• Work to do:
Starting at the line that holds "Output a JSON", quote every line through the end of the records, both boundary lines included. Omit the pictures.

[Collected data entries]
* begin *

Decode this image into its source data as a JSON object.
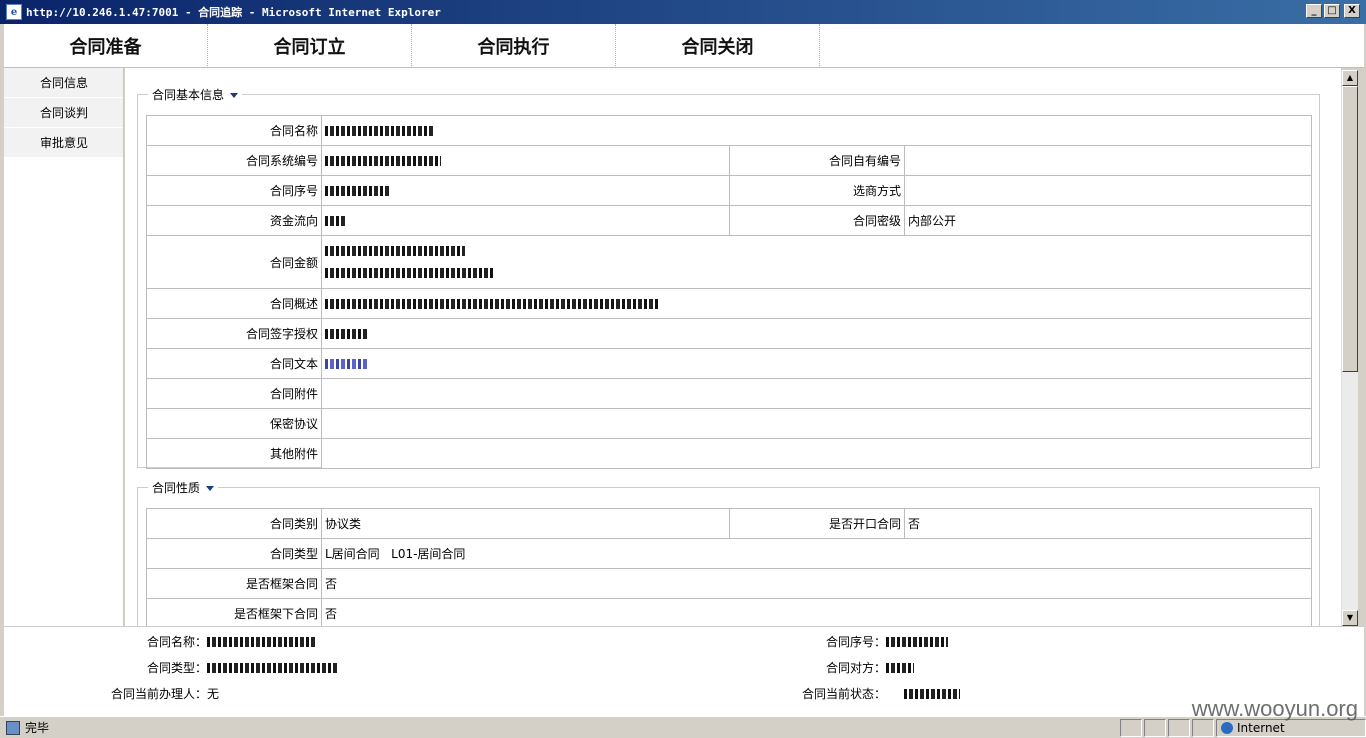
{
  "window": {
    "title": "http://10.246.1.47:7001 - 合同追踪 - Microsoft Internet Explorer",
    "buttons": [
      "_",
      "□",
      "X"
    ]
  },
  "topnav": {
    "tabs": [
      "合同准备",
      "合同订立",
      "合同执行",
      "合同关闭"
    ]
  },
  "sidebar": {
    "items": [
      "合同信息",
      "合同谈判",
      "审批意见"
    ]
  },
  "section_basic": {
    "legend": "合同基本信息",
    "labels": {
      "name": "合同名称",
      "sysno": "合同系统编号",
      "ownno": "合同自有编号",
      "seq": "合同序号",
      "select": "选商方式",
      "flow": "资金流向",
      "secret": "合同密级",
      "amount": "合同金额",
      "summary": "合同概述",
      "sign": "合同签字授权",
      "text": "合同文本",
      "attach": "合同附件",
      "nda": "保密协议",
      "other": "其他附件"
    },
    "values": {
      "secret": "内部公开"
    }
  },
  "section_nature": {
    "legend": "合同性质",
    "labels": {
      "category": "合同类别",
      "open": "是否开口合同",
      "type": "合同类型",
      "frame": "是否框架合同",
      "under_frame": "是否框架下合同"
    },
    "values": {
      "category": "协议类",
      "open": "否",
      "type": "L居间合同   L01-居间合同",
      "frame": "否",
      "under_frame": "否"
    }
  },
  "footer": {
    "name_label": "合同名称：",
    "type_label": "合同类型：",
    "handler_label": "合同当前办理人：",
    "handler_value": "无",
    "seq_label": "合同序号：",
    "party_label": "合同对方：",
    "status_label": "合同当前状态："
  },
  "statusbar": {
    "text": "完毕",
    "zone": "Internet"
  },
  "watermark": "www.wooyun.org"
}
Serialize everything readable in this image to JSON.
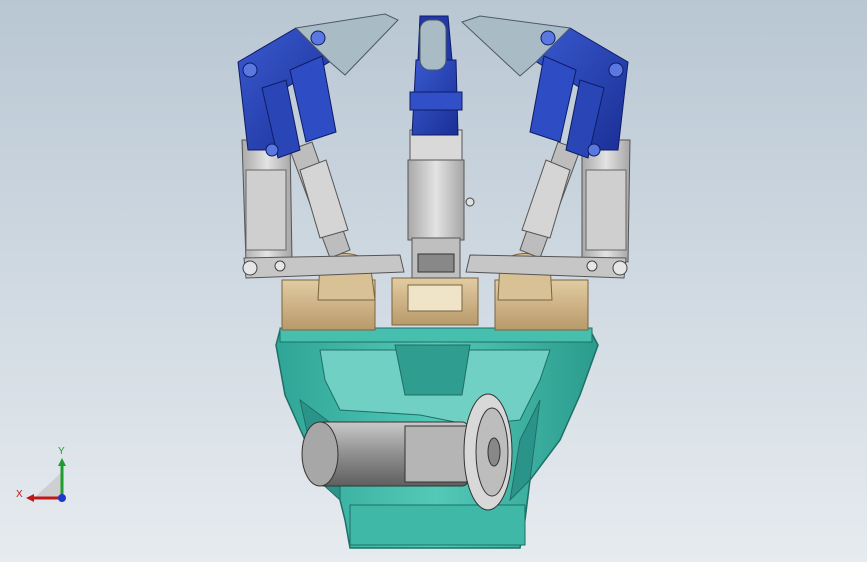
{
  "viewport": {
    "axes": {
      "x_label": "X",
      "y_label": "Y"
    },
    "colors": {
      "background_top": "#b9c7d3",
      "background_bottom": "#e6ebef",
      "finger_blue": "#2744b8",
      "finger_blue_dark": "#162a86",
      "steel_gray": "#c8c8c8",
      "steel_dark": "#7a7a7a",
      "bronze": "#cdb48a",
      "base_teal": "#3bb5a5",
      "base_teal_dark": "#1f7f73",
      "motor_gray": "#9a9a9a"
    }
  }
}
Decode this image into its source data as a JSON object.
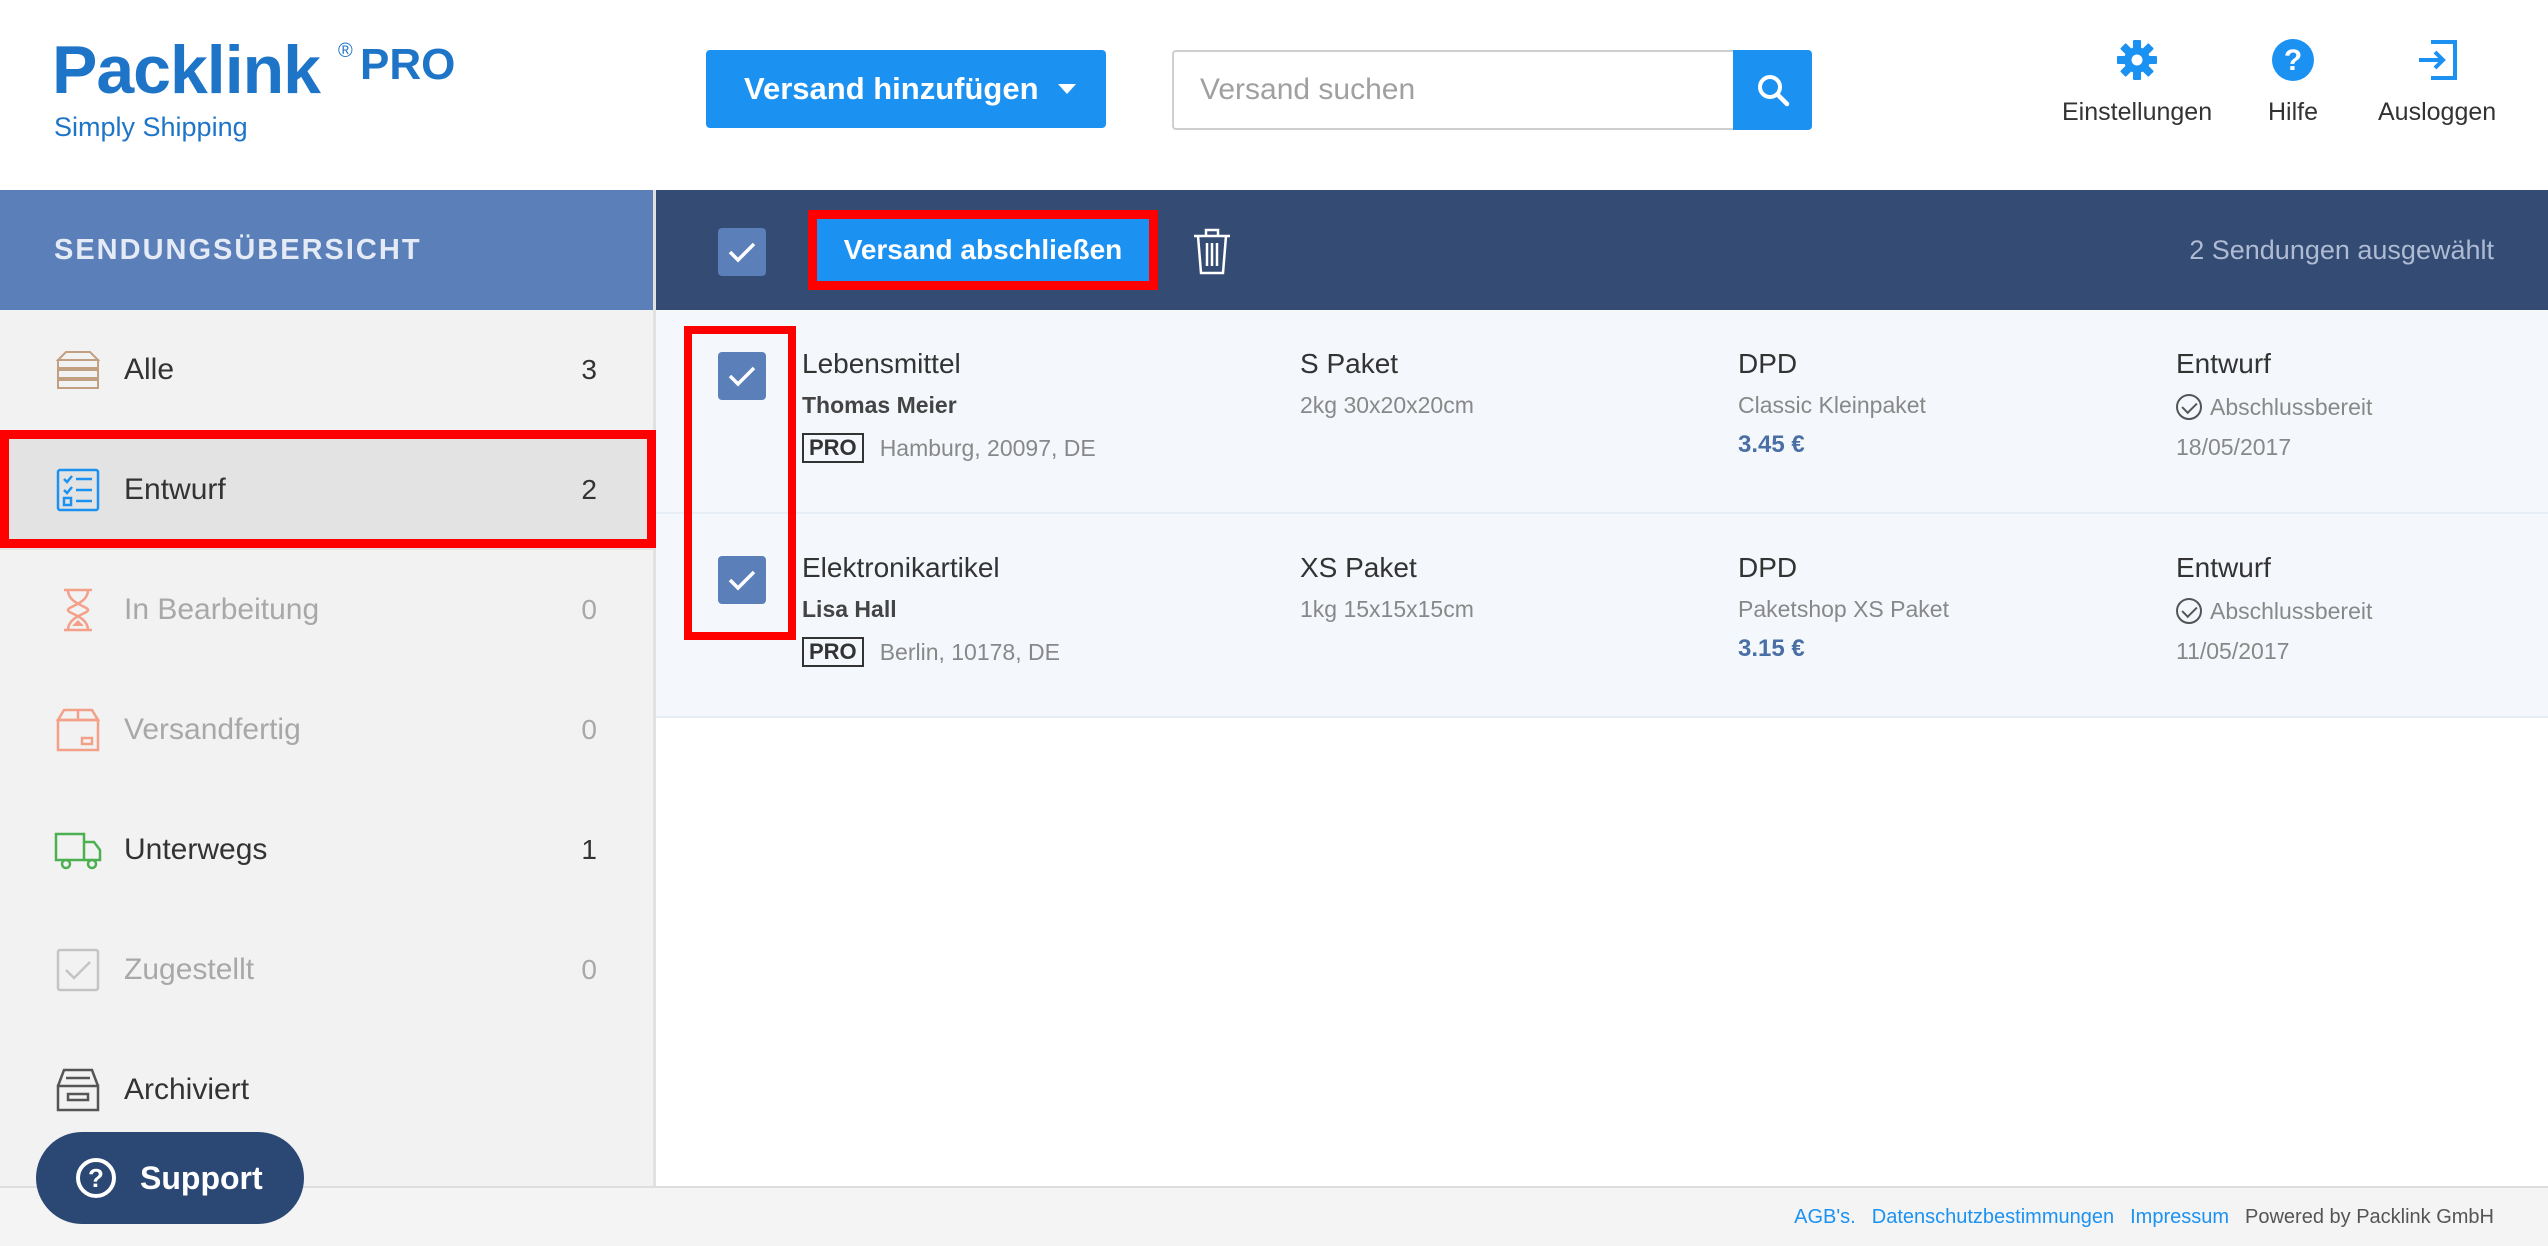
{
  "logo": {
    "name": "Packlink",
    "reg": "®",
    "pro": "PRO",
    "tagline": "Simply Shipping"
  },
  "header": {
    "add_button": "Versand hinzufügen",
    "search_placeholder": "Versand suchen",
    "actions": [
      {
        "label": "Einstellungen",
        "icon": "gear-icon"
      },
      {
        "label": "Hilfe",
        "icon": "help-icon"
      },
      {
        "label": "Ausloggen",
        "icon": "logout-icon"
      }
    ]
  },
  "sidebar": {
    "title": "SENDUNGSÜBERSICHT",
    "items": [
      {
        "label": "Alle",
        "count": "3",
        "icon": "stack-icon"
      },
      {
        "label": "Entwurf",
        "count": "2",
        "icon": "checklist-icon"
      },
      {
        "label": "In Bearbeitung",
        "count": "0",
        "icon": "hourglass-icon"
      },
      {
        "label": "Versandfertig",
        "count": "0",
        "icon": "box-icon"
      },
      {
        "label": "Unterwegs",
        "count": "1",
        "icon": "truck-icon"
      },
      {
        "label": "Zugestellt",
        "count": "0",
        "icon": "delivered-icon"
      },
      {
        "label": "Archiviert",
        "count": "",
        "icon": "archive-icon"
      }
    ],
    "active_item": "Entwurf"
  },
  "support": {
    "label": "Support"
  },
  "toolbar": {
    "close_button": "Versand abschließen",
    "selected_text": "2 Sendungen ausgewählt"
  },
  "shipments": [
    {
      "content": "Lebensmittel",
      "recipient": "Thomas Meier",
      "tag": "PRO",
      "address": "Hamburg, 20097, DE",
      "package": "S Paket",
      "package_details": "2kg 30x20x20cm",
      "carrier": "DPD",
      "service": "Classic Kleinpaket",
      "price": "3.45 €",
      "status": "Entwurf",
      "substatus": "Abschlussbereit",
      "date": "18/05/2017"
    },
    {
      "content": "Elektronikartikel",
      "recipient": "Lisa Hall",
      "tag": "PRO",
      "address": "Berlin, 10178, DE",
      "package": "XS Paket",
      "package_details": "1kg 15x15x15cm",
      "carrier": "DPD",
      "service": "Paketshop XS Paket",
      "price": "3.15 €",
      "status": "Entwurf",
      "substatus": "Abschlussbereit",
      "date": "11/05/2017"
    }
  ],
  "footer": {
    "links": [
      "AGB's.",
      "Datenschutzbestimmungen",
      "Impressum"
    ],
    "powered": "Powered by Packlink GmbH"
  },
  "colors": {
    "primary": "#1b92f2",
    "brand": "#1e75c7",
    "toolbar": "#344b73",
    "sidebar_header": "#5b7fb8",
    "highlight": "#ff0000"
  }
}
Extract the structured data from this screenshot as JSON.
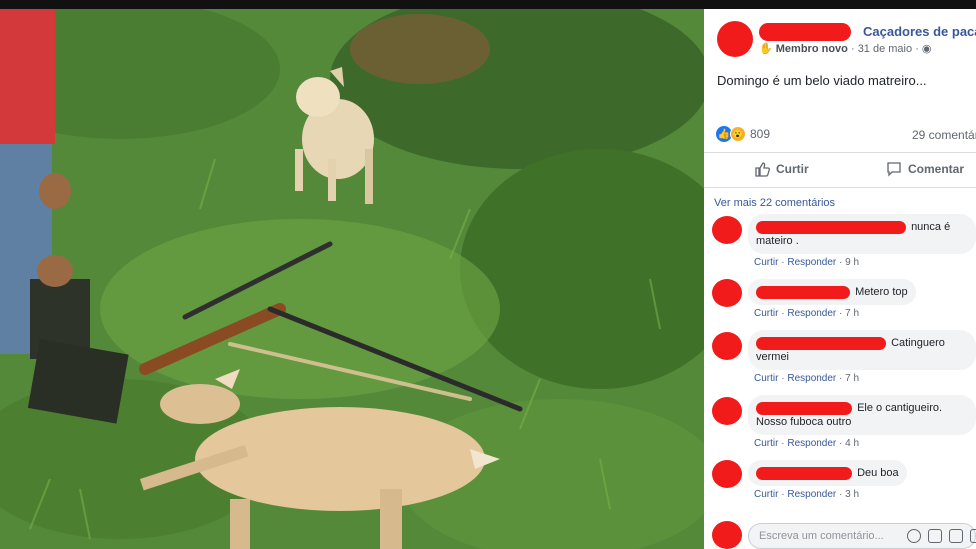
{
  "post": {
    "group_name": "Caçadores de paca",
    "member_badge": "Membro novo",
    "date": "31 de maio",
    "text": "Domingo é um belo viado matreiro...",
    "reaction_count": "809",
    "comments_count": "29 comentár",
    "like_label": "Curtir",
    "comment_label": "Comentar",
    "more_comments": "Ver mais 22 comentários"
  },
  "comments": [
    {
      "text": "nunca é mateiro .",
      "like": "Curtir",
      "reply": "Responder",
      "time": "9 h"
    },
    {
      "text": "Metero top",
      "like": "Curtir",
      "reply": "Responder",
      "time": "7 h"
    },
    {
      "text": "Catinguero vermei",
      "like": "Curtir",
      "reply": "Responder",
      "time": "7 h"
    },
    {
      "text": "Ele o cantigueiro. Nosso fuboca outro",
      "like": "Curtir",
      "reply": "Responder",
      "time": "4 h"
    },
    {
      "text": "Deu boa",
      "like": "Curtir",
      "reply": "Responder",
      "time": "3 h"
    }
  ],
  "composer": {
    "placeholder": "Escreva um comentário...",
    "icons": [
      "emoji-icon",
      "camera-icon",
      "gif-icon",
      "sticker-icon"
    ]
  },
  "colors": {
    "redaction": "#f21b1b",
    "link": "#385898",
    "like_blue": "#1877f2"
  }
}
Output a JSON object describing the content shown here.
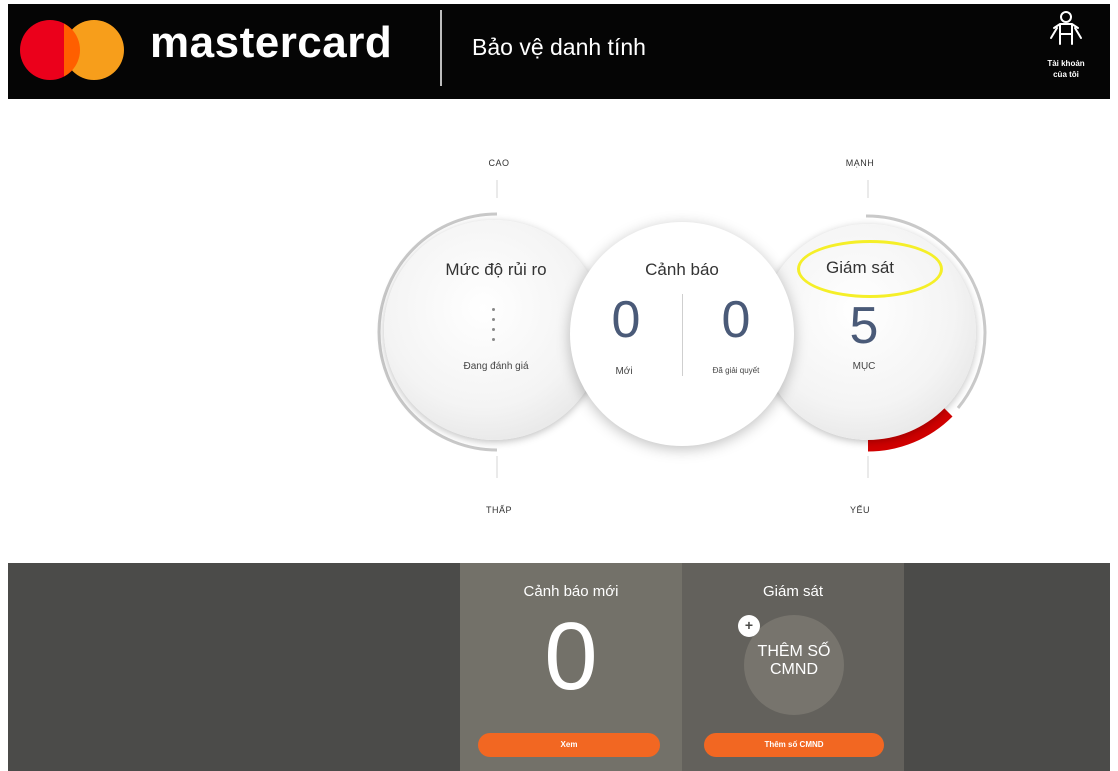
{
  "header": {
    "brand": "mastercard",
    "product_title": "Bảo vệ danh tính",
    "account_label_line1": "Tài khoản",
    "account_label_line2": "của tôi"
  },
  "gauge": {
    "left_scale": {
      "top_label": "CAO",
      "bottom_label": "THẤP"
    },
    "right_scale": {
      "top_label": "MẠNH",
      "bottom_label": "YẾU"
    },
    "risk": {
      "title": "Mức độ rủi ro",
      "status": "Đang đánh giá"
    },
    "alerts": {
      "title": "Cảnh báo",
      "new_count": "0",
      "new_label": "Mới",
      "resolved_count": "0",
      "resolved_label": "Đã giải quyết"
    },
    "monitoring": {
      "title": "Giám sát",
      "count": "5",
      "unit": "MỤC",
      "strength_level": 0.25
    }
  },
  "bottom": {
    "alerts_panel": {
      "title": "Cảnh báo mới",
      "count": "0",
      "button": "Xem"
    },
    "monitor_panel": {
      "title": "Giám sát",
      "add_line1": "THÊM SỐ",
      "add_line2": "CMND",
      "plus": "+",
      "button": "Thêm số CMND"
    }
  },
  "colors": {
    "mc_red": "#eb001b",
    "mc_yellow": "#f79e1b",
    "accent_orange": "#f26722",
    "strength_red": "#d00000",
    "highlight_yellow": "#f5ef28"
  }
}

* end *

• Exercise solution:
Output a JSON object describing the content shown here.
{
  "header": {
    "brand": "mastercard",
    "product_title": "Bảo vệ danh tính",
    "account_label_line1": "Tài khoản",
    "account_label_line2": "của tôi"
  },
  "gauge": {
    "left_scale": {
      "top_label": "CAO",
      "bottom_label": "THẤP"
    },
    "right_scale": {
      "top_label": "MẠNH",
      "bottom_label": "YẾU"
    },
    "risk": {
      "title": "Mức độ rủi ro",
      "status": "Đang đánh giá"
    },
    "alerts": {
      "title": "Cảnh báo",
      "new_count": "0",
      "new_label": "Mới",
      "resolved_count": "0",
      "resolved_label": "Đã giải quyết"
    },
    "monitoring": {
      "title": "Giám sát",
      "count": "5",
      "unit": "MỤC",
      "strength_level": 0.25
    }
  },
  "bottom": {
    "alerts_panel": {
      "title": "Cảnh báo mới",
      "count": "0",
      "button": "Xem"
    },
    "monitor_panel": {
      "title": "Giám sát",
      "add_line1": "THÊM SỐ",
      "add_line2": "CMND",
      "plus": "+",
      "button": "Thêm số CMND"
    }
  },
  "colors": {
    "mc_red": "#eb001b",
    "mc_yellow": "#f79e1b",
    "accent_orange": "#f26722",
    "strength_red": "#d00000",
    "highlight_yellow": "#f5ef28"
  }
}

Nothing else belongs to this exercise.